— START Records for this task —

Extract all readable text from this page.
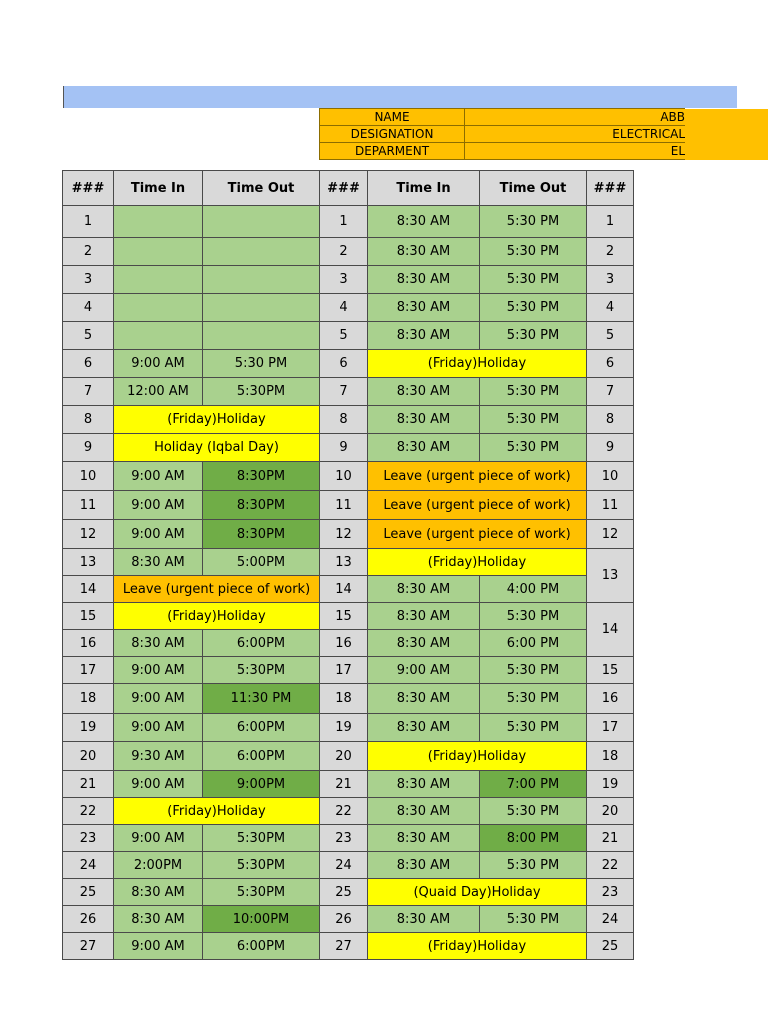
NAME	ABB	
DESIGNATION	ELECTRICAL	
DEPARMENT	EL	
###	Time In	Time Out	###	Time In	Time Out	###
1			1	8:30 AM	5:30 PM	1
2			2	8:30 AM	5:30 PM	2
3			3	8:30 AM	5:30 PM	3
4			4	8:30 AM	5:30 PM	4
5			5	8:30 AM	5:30 PM	5
6	9:00 AM	5:30 PM	6	(Friday)Holiday		6
7	12:00 AM	5:30PM	7	8:30 AM	5:30 PM	7
8	(Friday)Holiday		8	8:30 AM	5:30 PM	8
9	Holiday (Iqbal Day)		9	8:30 AM	5:30 PM	9
10	9:00 AM	8:30PM	10	Leave (urgent piece of work)		10
11	9:00 AM	8:30PM	11	Leave (urgent piece of work)		11
12	9:00 AM	8:30PM	12	Leave (urgent piece of work)		12
13	8:30 AM	5:00PM	13	(Friday)Holiday		13
14	Leave (urgent piece of work)		14	8:30 AM	4:00 PM	
15	(Friday)Holiday		15	8:30 AM	5:30 PM	14
16	8:30 AM	6:00PM	16	8:30 AM	6:00 PM	
17	9:00 AM	5:30PM	17	9:00 AM	5:30 PM	15
18	9:00 AM	11:30 PM	18	8:30 AM	5:30 PM	16
19	9:00 AM	6:00PM	19	8:30 AM	5:30 PM	17
20	9:30 AM	6:00PM	20	(Friday)Holiday		18
21	9:00 AM	9:00PM	21	8:30 AM	7:00 PM	19
22	(Friday)Holiday		22	8:30 AM	5:30 PM	20
23	9:00 AM	5:30PM	23	8:30 AM	8:00 PM	21
24	2:00PM	5:30PM	24	8:30 AM	5:30 PM	22
25	8:30 AM	5:30PM	25	(Quaid Day)Holiday		23
26	8:30 AM	10:00PM	26	8:30 AM	5:30 PM	24
27	9:00 AM	6:00PM	27	(Friday)Holiday		25
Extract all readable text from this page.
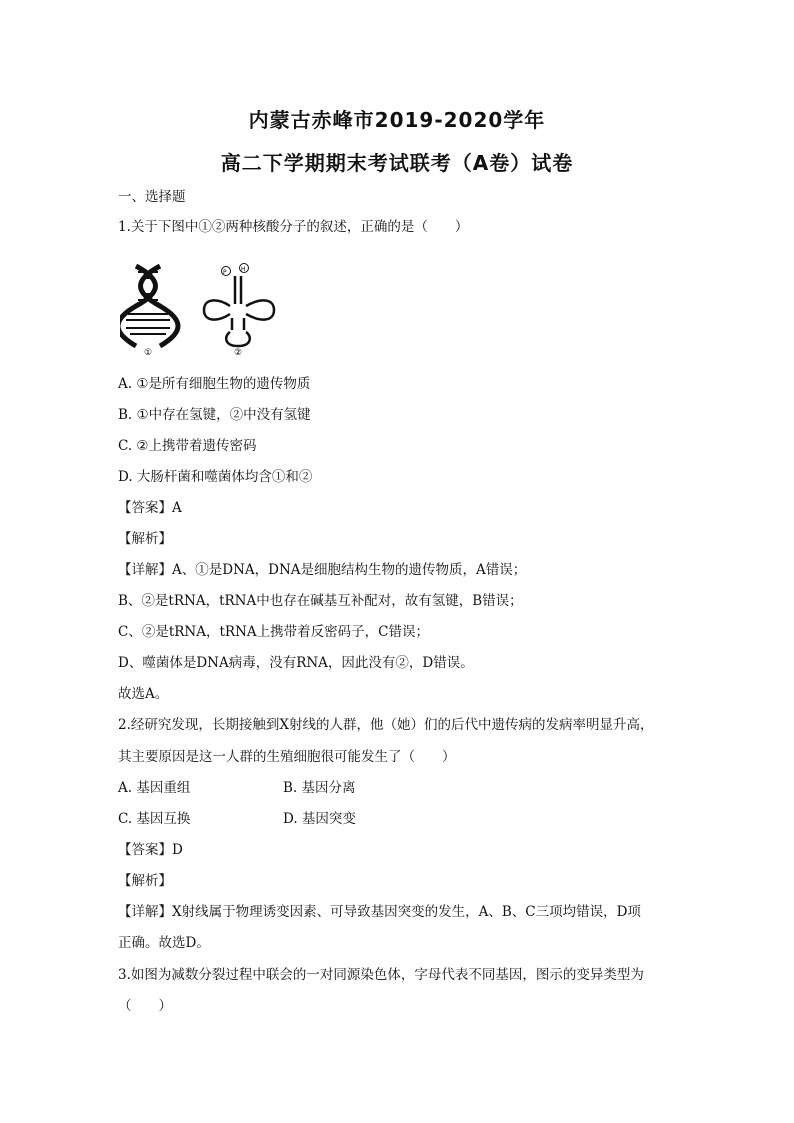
内蒙古赤峰市2019-2020学年
高二下学期期末考试联考（A卷）试卷
一、选择题
1.关于下图中①②两种核酸分子的叙述，正确的是（　　）
①
P H
②
A. ①是所有细胞生物的遗传物质
B. ①中存在氢键，②中没有氢键
C. ②上携带着遗传密码
D. 大肠杆菌和噬菌体均含①和②
【答案】A
【解析】
【详解】A、①是DNA，DNA是细胞结构生物的遗传物质，A错误；
B、②是tRNA，tRNA中也存在碱基互补配对，故有氢键，B错误；
C、②是tRNA，tRNA上携带着反密码子，C错误；
D、噬菌体是DNA病毒，没有RNA，因此没有②，D错误。
故选A。
2.经研究发现，长期接触到X射线的人群，他（她）们的后代中遗传病的发病率明显升高，
其主要原因是这一人群的生殖细胞很可能发生了（　　）
A. 基因重组	B. 基因分离
C. 基因互换	D. 基因突变
【答案】D
【解析】
【详解】X射线属于物理诱变因素、可导致基因突变的发生，A、B、C三项均错误，D项
正确。故选D。
3.如图为减数分裂过程中联会的一对同源染色体，字母代表不同基因，图示的变异类型为
（　　）
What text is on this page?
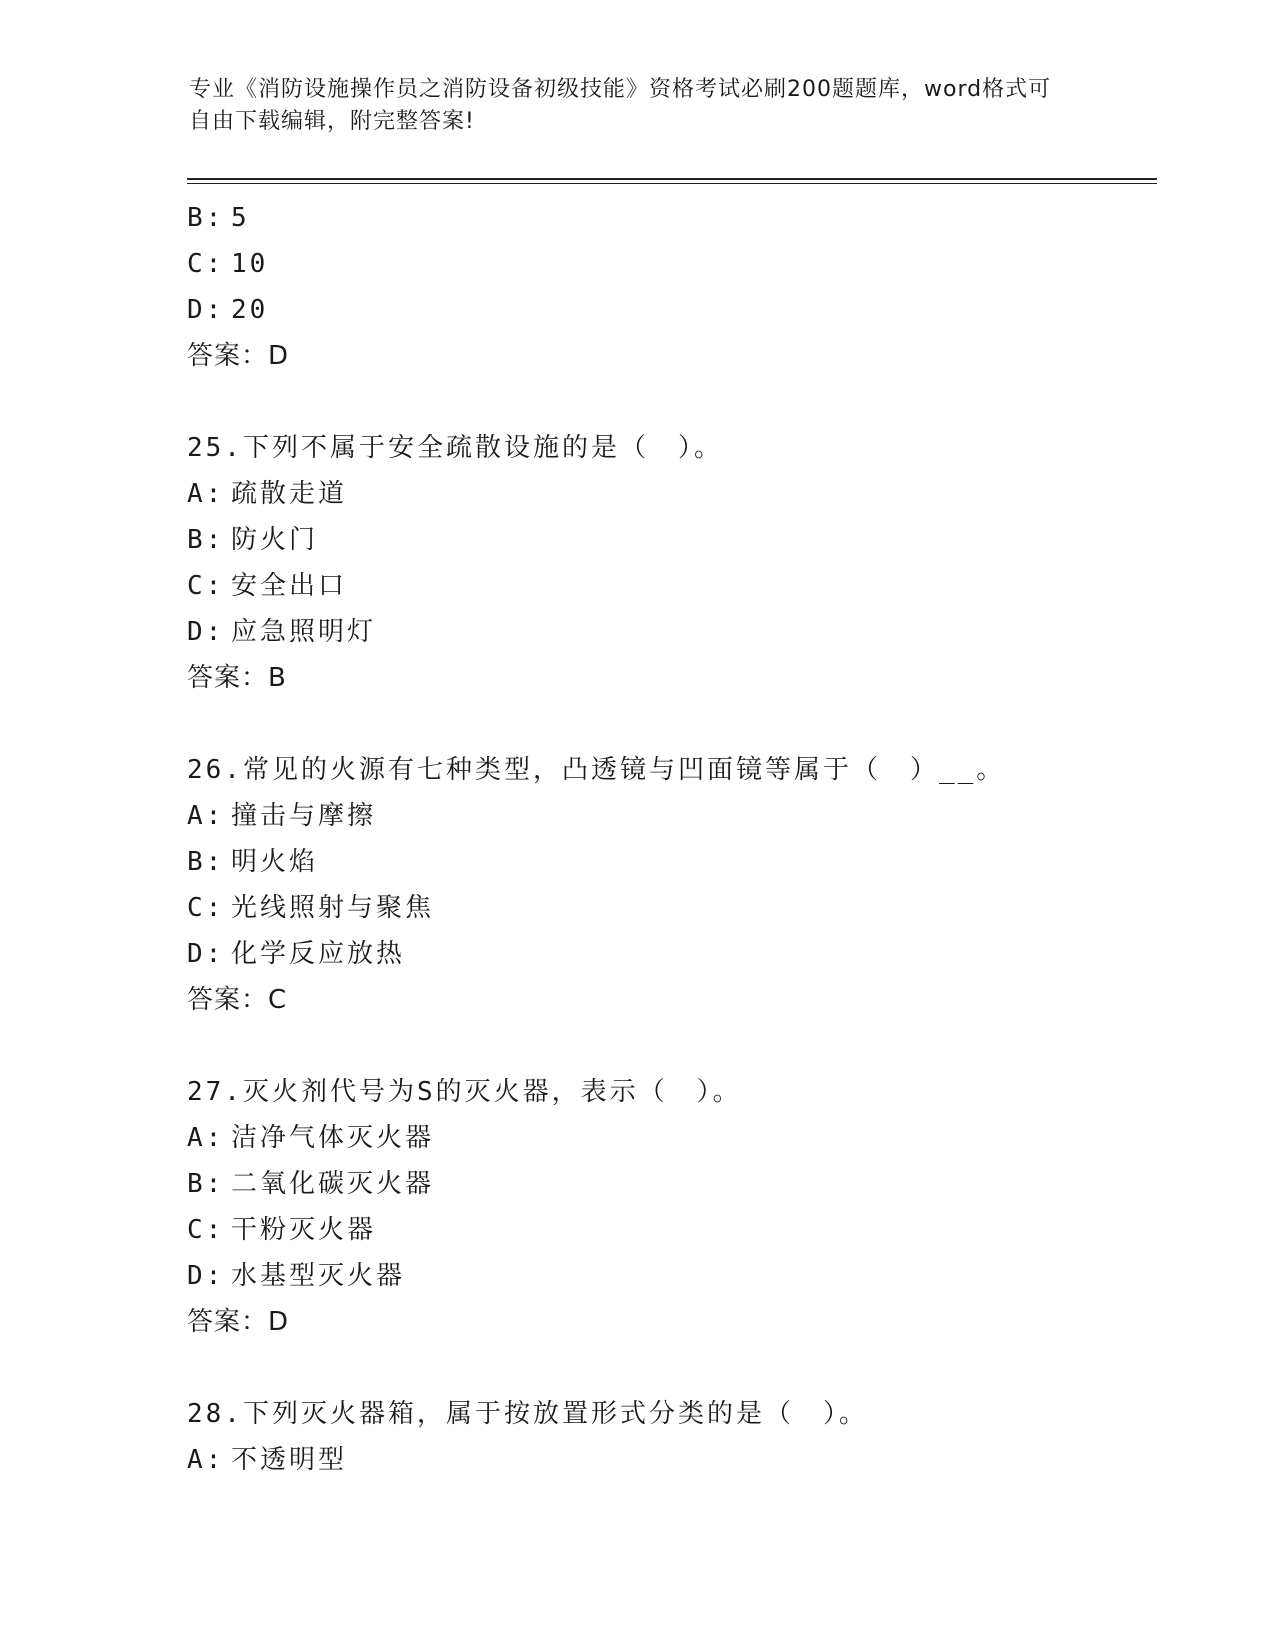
专业《消防设施操作员之消防设备初级技能》资格考试必刷200题题库，word格式可自由下载编辑，附完整答案!
B: 5
C: 10
D: 20
答案：D
25.下列不属于安全疏散设施的是（　）。
A: 疏散走道
B: 防火门
C: 安全出口
D: 应急照明灯
答案：B
26.常见的火源有七种类型，凸透镜与凹面镜等属于（　）__。
A: 撞击与摩擦
B: 明火焰
C: 光线照射与聚焦
D: 化学反应放热
答案：C
27.灭火剂代号为S的灭火器，表示（　）。
A: 洁净气体灭火器
B: 二氧化碳灭火器
C: 干粉灭火器
D: 水基型灭火器
答案：D
28.下列灭火器箱，属于按放置形式分类的是（　）。
A: 不透明型
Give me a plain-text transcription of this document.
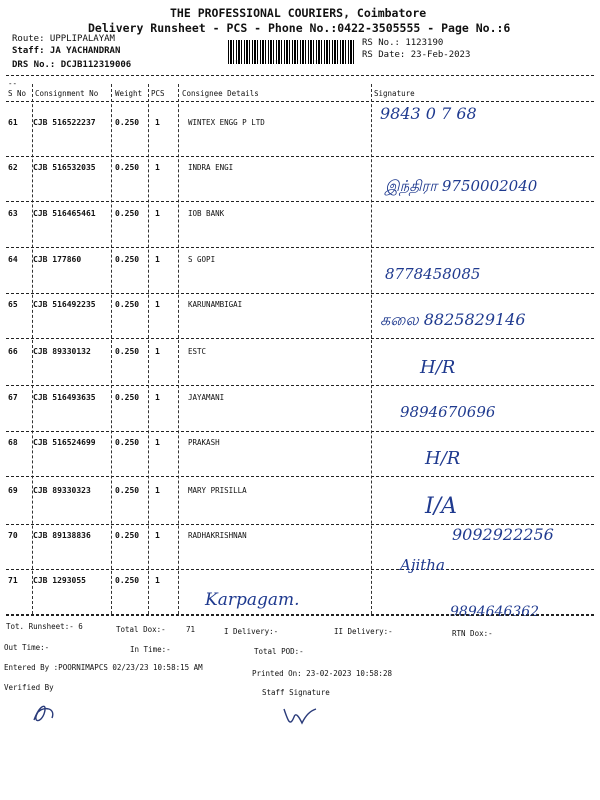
THE PROFESSIONAL COURIERS, Coimbatore
Delivery Runsheet - PCS - Phone No.:0422-3505555 - Page No.:6
Route: UPPLIPALAYAM
Staff: JA YACHANDRAN
DRS No.: DCJB112319006
RS No.: 1123190
RS Date: 23-Feb-2023
--
S No Consignment No Weight PCS Consignee Details	Signature
61 CJB 516522237 0.250 1	WINTEX ENGG P LTD	9843 0 7 68
62 CJB 516532035 0.250 1	INDRA ENGI
இந்திரா 9750002040
63 CJB 516465461 0.250 1	IOB BANK
64 CJB 177860	0.250 1	S GOPI
8778458085
65 CJB 516492235 0.250 1	KARUNAMBIGAI
கலை 8825829146
66 CJB 89330132	0.250 1	ESTC
H/R
67 CJB 516493635 0.250 1	JAYAMANI
9894670696
68 CJB 516524699 0.250 1	PRAKASH
H/R
69 CJB 89330323	0.250 1	MARY PRISILLA
I/A
70 CJB 89138836	0.250 1	RADHAKRISHNAN	9092922256
71 CJB 1293055	0.250 1
Ajitha
Karpagam.
9894646362
Tot. Runsheet:- 6	Total Dox:-	71	I Delivery:-	II Delivery:-	RTN Dox:-
Out Time:-	In Time:-	Total POD:-
Entered By :POORNIMAPCS 02/23/23 10:58:15 AM
Printed On: 23-02-2023 10:58:28
Verified By
Staff Signature
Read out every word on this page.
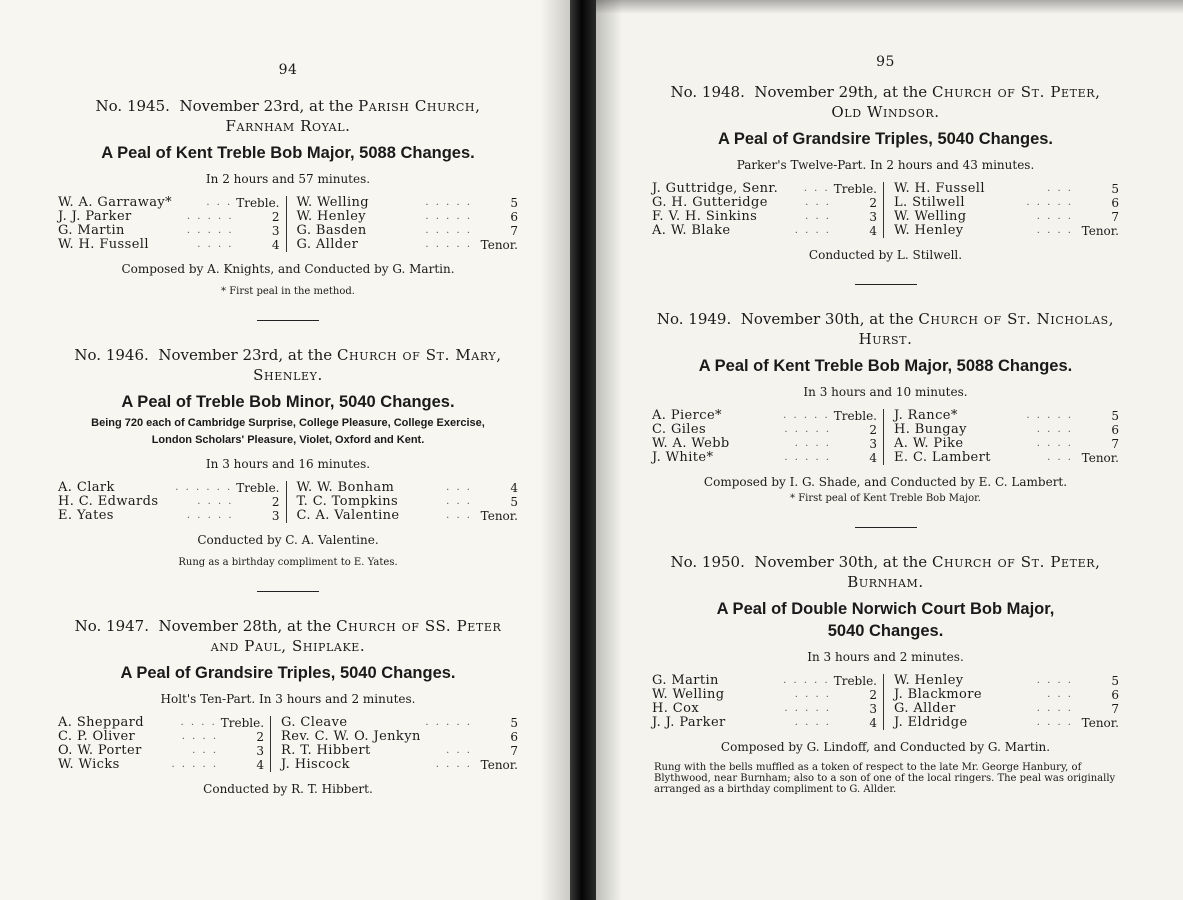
94
No. 1945. November 23rd, at the Parish Church,
Farnham Royal.
A Peal of Kent Treble Bob Major, 5088 Changes.
In 2 hours and 57 minutes.
W. A. Garraway*	. . . Treble.
J. J. Parker	. . . . .	2
G. Martin	. . . . .	3
W. H. Fussell	. . . .	4
W. Welling	. . . . .	5
W. Henley	. . . . .	6
G. Basden	. . . . .	7
G. Allder	. . . . . Tenor.
Composed by A. Knights, and Conducted by G. Martin.
* First peal in the method.
No. 1946. November 23rd, at the Church of St. Mary,
Shenley.
A Peal of Treble Bob Minor, 5040 Changes.
Being 720 each of Cambridge Surprise, College Pleasure, College Exercise,
London Scholars' Pleasure, Violet, Oxford and Kent.
In 3 hours and 16 minutes.
A. Clark	. . . . . . Treble.
H. C. Edwards	. . . .	2
E. Yates	. . . . .	3
W. W. Bonham	. . .	4
T. C. Tompkins	. . .	5
C. A. Valentine	. . . Tenor.
Conducted by C. A. Valentine.
Rung as a birthday compliment to E. Yates.
No. 1947. November 28th, at the Church of SS. Peter
and Paul, Shiplake.
A Peal of Grandsire Triples, 5040 Changes.
Holt's Ten-Part. In 3 hours and 2 minutes.
A. Sheppard	. . . . Treble.
C. P. Oliver	. . . .	2
O. W. Porter	. . .	3
W. Wicks	. . . . .	4
G. Cleave	. . . . .	5
Rev. C. W. O. Jenkyn	6
R. T. Hibbert	. . .	7
J. Hiscock	. . . . Tenor.
Conducted by R. T. Hibbert.
95
No. 1948. November 29th, at the Church of St. Peter,
Old Windsor.
A Peal of Grandsire Triples, 5040 Changes.
Parker's Twelve-Part. In 2 hours and 43 minutes.
J. Guttridge, Senr.	. . . Treble.
G. H. Gutteridge	. . .	2
F. V. H. Sinkins	. . .	3
A. W. Blake	. . . .	4
W. H. Fussell	. . .	5
L. Stilwell	. . . . .	6
W. Welling	. . . .	7
W. Henley	. . . . Tenor.
Conducted by L. Stilwell.
No. 1949. November 30th, at the Church of St. Nicholas,
Hurst.
A Peal of Kent Treble Bob Major, 5088 Changes.
In 3 hours and 10 minutes.
A. Pierce*	. . . . . Treble.
C. Giles	. . . . .	2
W. A. Webb	. . . .	3
J. White*	. . . . .	4
J. Rance*	. . . . .	5
H. Bungay	. . . .	6
A. W. Pike	. . . .	7
E. C. Lambert	. . . Tenor.
Composed by I. G. Shade, and Conducted by E. C. Lambert.
* First peal of Kent Treble Bob Major.
No. 1950. November 30th, at the Church of St. Peter,
Burnham.
A Peal of Double Norwich Court Bob Major,
5040 Changes.
In 3 hours and 2 minutes.
G. Martin	. . . . . Treble.
W. Welling	. . . .	2
H. Cox	. . . . .	3
J. J. Parker	. . . .	4
W. Henley	. . . .	5
J. Blackmore	. . .	6
G. Allder	. . . .	7
J. Eldridge	. . . . Tenor.
Composed by G. Lindoff, and Conducted by G. Martin.
Rung with the bells muffled as a token of respect to the late Mr. George Hanbury, of Blythwood, near Burnham; also to a son of one of the local ringers. The peal was originally arranged as a birthday compliment to G. Allder.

— END Records for this task —

# What this task involves
Using the records above, select and copy every line that has the word "Parker".

# Final result
J. J. Parker	. . . . .	2
Parker's Twelve-Part. In 2 hours and 43 minutes.
J. J. Parker	. . . .	4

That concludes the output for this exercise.